== Records for this task ==

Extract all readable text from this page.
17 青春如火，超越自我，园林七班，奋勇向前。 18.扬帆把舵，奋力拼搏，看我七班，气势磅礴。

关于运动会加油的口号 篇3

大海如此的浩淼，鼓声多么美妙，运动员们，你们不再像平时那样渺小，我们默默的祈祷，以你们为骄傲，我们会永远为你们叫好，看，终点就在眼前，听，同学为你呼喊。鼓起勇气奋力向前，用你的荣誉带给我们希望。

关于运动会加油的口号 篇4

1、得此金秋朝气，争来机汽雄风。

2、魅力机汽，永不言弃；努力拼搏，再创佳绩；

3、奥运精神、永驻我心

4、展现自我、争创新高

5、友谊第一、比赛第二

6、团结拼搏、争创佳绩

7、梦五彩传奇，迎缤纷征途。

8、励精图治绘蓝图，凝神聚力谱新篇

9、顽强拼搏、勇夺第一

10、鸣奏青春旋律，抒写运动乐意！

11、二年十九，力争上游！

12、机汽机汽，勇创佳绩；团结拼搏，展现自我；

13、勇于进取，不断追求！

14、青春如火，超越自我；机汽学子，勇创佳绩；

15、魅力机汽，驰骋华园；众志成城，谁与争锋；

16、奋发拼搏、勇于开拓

===

## Exercise description
All of the entries need to be reproduced exactly; please write them out.

## Response for this exercise
Extract all readable text from this page.
17 青春如火，超越自我，园林七班，奋勇向前。 18.扬帆把舵，奋力拼搏，看我七班，气势磅礴。

关于运动会加油的口号 篇3

大海如此的浩淼，鼓声多么美妙，运动员们，你们不再像平时那样渺小，我们默默的祈祷，以你们为骄傲，我们会永远为你们叫好，看，终点就在眼前，听，同学为你呼喊。鼓起勇气奋力向前，用你的荣誉带给我们希望。

关于运动会加油的口号 篇4

1、得此金秋朝气，争来机汽雄风。

2、魅力机汽，永不言弃；努力拼搏，再创佳绩；

3、奥运精神、永驻我心

4、展现自我、争创新高

5、友谊第一、比赛第二

6、团结拼搏、争创佳绩

7、梦五彩传奇，迎缤纷征途。

8、励精图治绘蓝图，凝神聚力谱新篇

9、顽强拼搏、勇夺第一

10、鸣奏青春旋律，抒写运动乐意！

11、二年十九，力争上游！

12、机汽机汽，勇创佳绩；团结拼搏，展现自我；

13、勇于进取，不断追求！

14、青春如火，超越自我；机汽学子，勇创佳绩；

15、魅力机汽，驰骋华园；众志成城，谁与争锋；

16、奋发拼搏、勇于开拓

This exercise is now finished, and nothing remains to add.